[Saved data entries]
########################################

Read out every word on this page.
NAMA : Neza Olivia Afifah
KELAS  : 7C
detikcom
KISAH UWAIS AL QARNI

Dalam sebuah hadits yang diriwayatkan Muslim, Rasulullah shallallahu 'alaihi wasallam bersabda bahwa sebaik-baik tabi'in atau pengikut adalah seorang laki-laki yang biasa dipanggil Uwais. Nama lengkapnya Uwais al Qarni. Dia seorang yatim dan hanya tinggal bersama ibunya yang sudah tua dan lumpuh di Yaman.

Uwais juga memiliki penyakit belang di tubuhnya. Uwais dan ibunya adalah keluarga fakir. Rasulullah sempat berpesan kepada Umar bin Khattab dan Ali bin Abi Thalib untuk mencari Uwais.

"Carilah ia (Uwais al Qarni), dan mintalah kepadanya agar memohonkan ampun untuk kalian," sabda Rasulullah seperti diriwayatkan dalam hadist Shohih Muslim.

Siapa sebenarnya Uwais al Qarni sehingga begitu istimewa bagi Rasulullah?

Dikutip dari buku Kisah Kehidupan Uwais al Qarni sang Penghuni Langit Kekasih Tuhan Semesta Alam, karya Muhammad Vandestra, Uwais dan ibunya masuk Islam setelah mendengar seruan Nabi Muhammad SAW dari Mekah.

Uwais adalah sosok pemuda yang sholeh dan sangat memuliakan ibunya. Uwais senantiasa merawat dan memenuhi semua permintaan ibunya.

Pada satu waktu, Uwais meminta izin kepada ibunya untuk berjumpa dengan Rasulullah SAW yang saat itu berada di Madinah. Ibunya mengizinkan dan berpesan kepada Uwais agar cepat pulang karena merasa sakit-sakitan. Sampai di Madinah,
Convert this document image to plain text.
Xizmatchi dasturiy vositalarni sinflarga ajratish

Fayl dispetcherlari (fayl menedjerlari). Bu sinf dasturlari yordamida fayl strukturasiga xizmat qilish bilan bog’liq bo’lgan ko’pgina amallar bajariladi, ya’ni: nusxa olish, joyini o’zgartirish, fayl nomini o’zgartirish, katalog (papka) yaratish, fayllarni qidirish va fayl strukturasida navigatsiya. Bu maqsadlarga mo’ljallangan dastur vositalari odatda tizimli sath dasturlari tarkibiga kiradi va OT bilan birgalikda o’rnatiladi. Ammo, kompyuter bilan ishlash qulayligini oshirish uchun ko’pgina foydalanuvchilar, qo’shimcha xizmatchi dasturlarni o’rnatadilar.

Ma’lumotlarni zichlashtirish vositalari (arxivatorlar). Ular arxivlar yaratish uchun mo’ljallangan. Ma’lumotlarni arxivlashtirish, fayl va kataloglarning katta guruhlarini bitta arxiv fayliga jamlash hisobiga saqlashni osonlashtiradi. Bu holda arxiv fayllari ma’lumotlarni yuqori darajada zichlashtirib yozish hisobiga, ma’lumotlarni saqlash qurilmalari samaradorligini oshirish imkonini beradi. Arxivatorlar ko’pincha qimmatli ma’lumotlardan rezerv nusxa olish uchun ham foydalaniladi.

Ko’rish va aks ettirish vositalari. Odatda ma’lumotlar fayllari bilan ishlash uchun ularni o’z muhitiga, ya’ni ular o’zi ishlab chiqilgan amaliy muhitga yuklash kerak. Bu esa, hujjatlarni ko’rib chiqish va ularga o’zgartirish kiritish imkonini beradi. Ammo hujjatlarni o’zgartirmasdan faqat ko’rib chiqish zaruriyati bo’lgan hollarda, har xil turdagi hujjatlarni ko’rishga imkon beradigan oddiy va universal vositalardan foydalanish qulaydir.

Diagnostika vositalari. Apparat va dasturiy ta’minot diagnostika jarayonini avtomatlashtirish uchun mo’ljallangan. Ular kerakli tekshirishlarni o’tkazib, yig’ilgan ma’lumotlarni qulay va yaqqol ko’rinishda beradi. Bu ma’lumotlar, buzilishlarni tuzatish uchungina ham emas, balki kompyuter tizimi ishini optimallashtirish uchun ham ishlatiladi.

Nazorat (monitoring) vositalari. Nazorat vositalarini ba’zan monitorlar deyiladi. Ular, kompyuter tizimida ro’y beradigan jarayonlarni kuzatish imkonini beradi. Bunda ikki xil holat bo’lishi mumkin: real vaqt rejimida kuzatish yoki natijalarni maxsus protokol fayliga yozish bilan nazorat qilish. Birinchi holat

########################################

- [Task prompt]: Looking at the records above, work out how many lines include the string "fayliga". Give the number and nothing else.

- [Exercise result]: 2